Of the lines in the entries, how many hold the word "普法规划"? Give that number alone.
— Start —
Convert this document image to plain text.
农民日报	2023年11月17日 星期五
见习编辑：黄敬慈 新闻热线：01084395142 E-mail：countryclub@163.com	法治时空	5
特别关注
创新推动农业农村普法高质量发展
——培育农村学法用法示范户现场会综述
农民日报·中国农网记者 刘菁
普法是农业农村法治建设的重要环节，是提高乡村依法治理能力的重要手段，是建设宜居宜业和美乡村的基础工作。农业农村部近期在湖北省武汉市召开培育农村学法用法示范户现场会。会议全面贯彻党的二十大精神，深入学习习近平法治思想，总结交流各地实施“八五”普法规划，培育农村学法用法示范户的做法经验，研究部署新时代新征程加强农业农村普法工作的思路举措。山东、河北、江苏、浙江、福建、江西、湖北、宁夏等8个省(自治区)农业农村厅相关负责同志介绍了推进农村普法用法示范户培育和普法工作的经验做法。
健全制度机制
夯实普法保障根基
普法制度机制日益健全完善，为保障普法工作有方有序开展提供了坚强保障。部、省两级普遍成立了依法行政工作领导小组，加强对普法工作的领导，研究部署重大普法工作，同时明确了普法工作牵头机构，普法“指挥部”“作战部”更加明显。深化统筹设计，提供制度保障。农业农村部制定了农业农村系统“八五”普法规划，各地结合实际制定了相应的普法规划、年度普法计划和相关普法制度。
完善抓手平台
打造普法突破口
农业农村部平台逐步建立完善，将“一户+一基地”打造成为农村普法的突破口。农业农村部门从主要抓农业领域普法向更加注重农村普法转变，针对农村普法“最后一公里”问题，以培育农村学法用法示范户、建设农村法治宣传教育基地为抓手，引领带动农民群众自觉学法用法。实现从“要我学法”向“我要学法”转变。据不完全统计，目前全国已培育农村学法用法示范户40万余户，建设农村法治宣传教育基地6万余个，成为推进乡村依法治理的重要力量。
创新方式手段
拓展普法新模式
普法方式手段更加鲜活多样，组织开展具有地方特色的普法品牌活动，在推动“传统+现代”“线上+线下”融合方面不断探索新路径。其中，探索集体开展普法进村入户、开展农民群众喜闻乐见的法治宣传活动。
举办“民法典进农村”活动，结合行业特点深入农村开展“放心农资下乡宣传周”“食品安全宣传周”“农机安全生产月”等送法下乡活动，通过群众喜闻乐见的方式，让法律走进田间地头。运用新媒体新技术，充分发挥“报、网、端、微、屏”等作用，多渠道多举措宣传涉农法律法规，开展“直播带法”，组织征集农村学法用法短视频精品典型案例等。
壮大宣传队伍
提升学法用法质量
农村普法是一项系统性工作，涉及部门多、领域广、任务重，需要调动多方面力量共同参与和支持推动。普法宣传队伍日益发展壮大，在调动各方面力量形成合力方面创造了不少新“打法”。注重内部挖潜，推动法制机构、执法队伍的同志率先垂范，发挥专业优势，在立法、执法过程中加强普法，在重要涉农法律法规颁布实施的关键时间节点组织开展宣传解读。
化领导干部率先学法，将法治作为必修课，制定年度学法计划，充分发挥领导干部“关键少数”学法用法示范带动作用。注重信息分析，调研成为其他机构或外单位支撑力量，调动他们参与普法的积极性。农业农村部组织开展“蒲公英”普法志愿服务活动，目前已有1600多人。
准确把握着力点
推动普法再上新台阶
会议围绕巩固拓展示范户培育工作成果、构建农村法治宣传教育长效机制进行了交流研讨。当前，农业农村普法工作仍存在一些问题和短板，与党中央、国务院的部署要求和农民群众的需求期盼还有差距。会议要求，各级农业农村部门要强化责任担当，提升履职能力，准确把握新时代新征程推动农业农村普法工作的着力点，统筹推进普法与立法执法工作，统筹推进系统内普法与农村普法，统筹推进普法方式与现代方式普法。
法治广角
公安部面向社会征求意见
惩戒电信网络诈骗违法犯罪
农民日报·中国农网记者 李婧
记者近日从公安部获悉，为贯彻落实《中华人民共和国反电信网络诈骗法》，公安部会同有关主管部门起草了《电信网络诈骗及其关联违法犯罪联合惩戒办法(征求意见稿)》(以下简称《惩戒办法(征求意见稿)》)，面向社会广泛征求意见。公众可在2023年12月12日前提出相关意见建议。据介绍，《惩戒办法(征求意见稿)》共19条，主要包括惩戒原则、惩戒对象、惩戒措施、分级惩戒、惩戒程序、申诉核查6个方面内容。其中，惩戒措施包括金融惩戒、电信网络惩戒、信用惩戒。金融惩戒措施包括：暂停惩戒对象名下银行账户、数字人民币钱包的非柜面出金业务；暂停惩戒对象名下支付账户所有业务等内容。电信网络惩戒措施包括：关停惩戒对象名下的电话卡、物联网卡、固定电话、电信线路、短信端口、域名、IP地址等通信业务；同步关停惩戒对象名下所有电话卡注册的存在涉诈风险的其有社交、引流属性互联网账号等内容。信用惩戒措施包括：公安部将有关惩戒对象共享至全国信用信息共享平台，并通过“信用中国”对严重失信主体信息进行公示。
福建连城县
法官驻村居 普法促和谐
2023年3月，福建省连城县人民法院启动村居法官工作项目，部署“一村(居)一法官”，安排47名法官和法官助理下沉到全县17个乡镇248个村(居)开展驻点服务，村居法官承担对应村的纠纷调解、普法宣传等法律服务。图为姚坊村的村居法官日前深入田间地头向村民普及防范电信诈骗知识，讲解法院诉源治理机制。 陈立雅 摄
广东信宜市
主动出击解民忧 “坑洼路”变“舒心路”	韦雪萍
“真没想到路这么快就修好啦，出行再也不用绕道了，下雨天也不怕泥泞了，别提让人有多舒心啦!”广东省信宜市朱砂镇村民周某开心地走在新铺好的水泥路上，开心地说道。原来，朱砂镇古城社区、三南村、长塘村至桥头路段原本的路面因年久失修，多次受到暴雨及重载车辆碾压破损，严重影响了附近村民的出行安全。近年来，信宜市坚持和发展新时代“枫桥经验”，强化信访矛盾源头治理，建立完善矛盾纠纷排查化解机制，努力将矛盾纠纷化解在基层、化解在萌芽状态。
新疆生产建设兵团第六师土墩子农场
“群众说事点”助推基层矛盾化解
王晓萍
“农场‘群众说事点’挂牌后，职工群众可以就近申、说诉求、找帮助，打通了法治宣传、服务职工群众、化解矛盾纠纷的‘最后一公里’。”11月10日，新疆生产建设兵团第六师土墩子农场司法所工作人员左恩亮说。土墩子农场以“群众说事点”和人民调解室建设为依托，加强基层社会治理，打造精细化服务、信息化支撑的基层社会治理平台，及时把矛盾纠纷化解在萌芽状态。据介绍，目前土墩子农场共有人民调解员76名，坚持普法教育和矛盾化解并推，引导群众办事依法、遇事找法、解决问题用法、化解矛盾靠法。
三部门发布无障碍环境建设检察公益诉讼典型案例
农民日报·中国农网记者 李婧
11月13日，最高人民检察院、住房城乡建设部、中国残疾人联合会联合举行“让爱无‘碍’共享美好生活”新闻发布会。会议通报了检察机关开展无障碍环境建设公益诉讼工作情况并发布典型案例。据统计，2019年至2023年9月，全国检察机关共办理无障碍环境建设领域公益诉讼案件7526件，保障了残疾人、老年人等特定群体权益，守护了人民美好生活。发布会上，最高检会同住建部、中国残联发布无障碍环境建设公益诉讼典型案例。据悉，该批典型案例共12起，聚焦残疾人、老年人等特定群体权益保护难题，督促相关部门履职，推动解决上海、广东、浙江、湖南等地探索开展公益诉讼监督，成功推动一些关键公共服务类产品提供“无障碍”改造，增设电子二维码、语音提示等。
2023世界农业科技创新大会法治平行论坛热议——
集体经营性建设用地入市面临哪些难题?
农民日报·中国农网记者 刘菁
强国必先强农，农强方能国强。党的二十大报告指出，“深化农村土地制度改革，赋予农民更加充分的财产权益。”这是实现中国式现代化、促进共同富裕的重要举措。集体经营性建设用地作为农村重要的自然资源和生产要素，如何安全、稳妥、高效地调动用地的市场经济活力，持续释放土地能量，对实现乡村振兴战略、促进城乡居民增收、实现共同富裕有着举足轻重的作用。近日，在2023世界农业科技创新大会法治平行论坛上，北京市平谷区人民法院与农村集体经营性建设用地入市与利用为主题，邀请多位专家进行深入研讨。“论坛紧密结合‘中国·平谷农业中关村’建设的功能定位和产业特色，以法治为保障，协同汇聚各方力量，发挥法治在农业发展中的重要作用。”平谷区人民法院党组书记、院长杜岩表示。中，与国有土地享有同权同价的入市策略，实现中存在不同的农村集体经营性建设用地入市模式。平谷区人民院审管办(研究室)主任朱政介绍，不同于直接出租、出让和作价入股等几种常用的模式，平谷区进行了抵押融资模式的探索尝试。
— End —
_Response to the task_.
2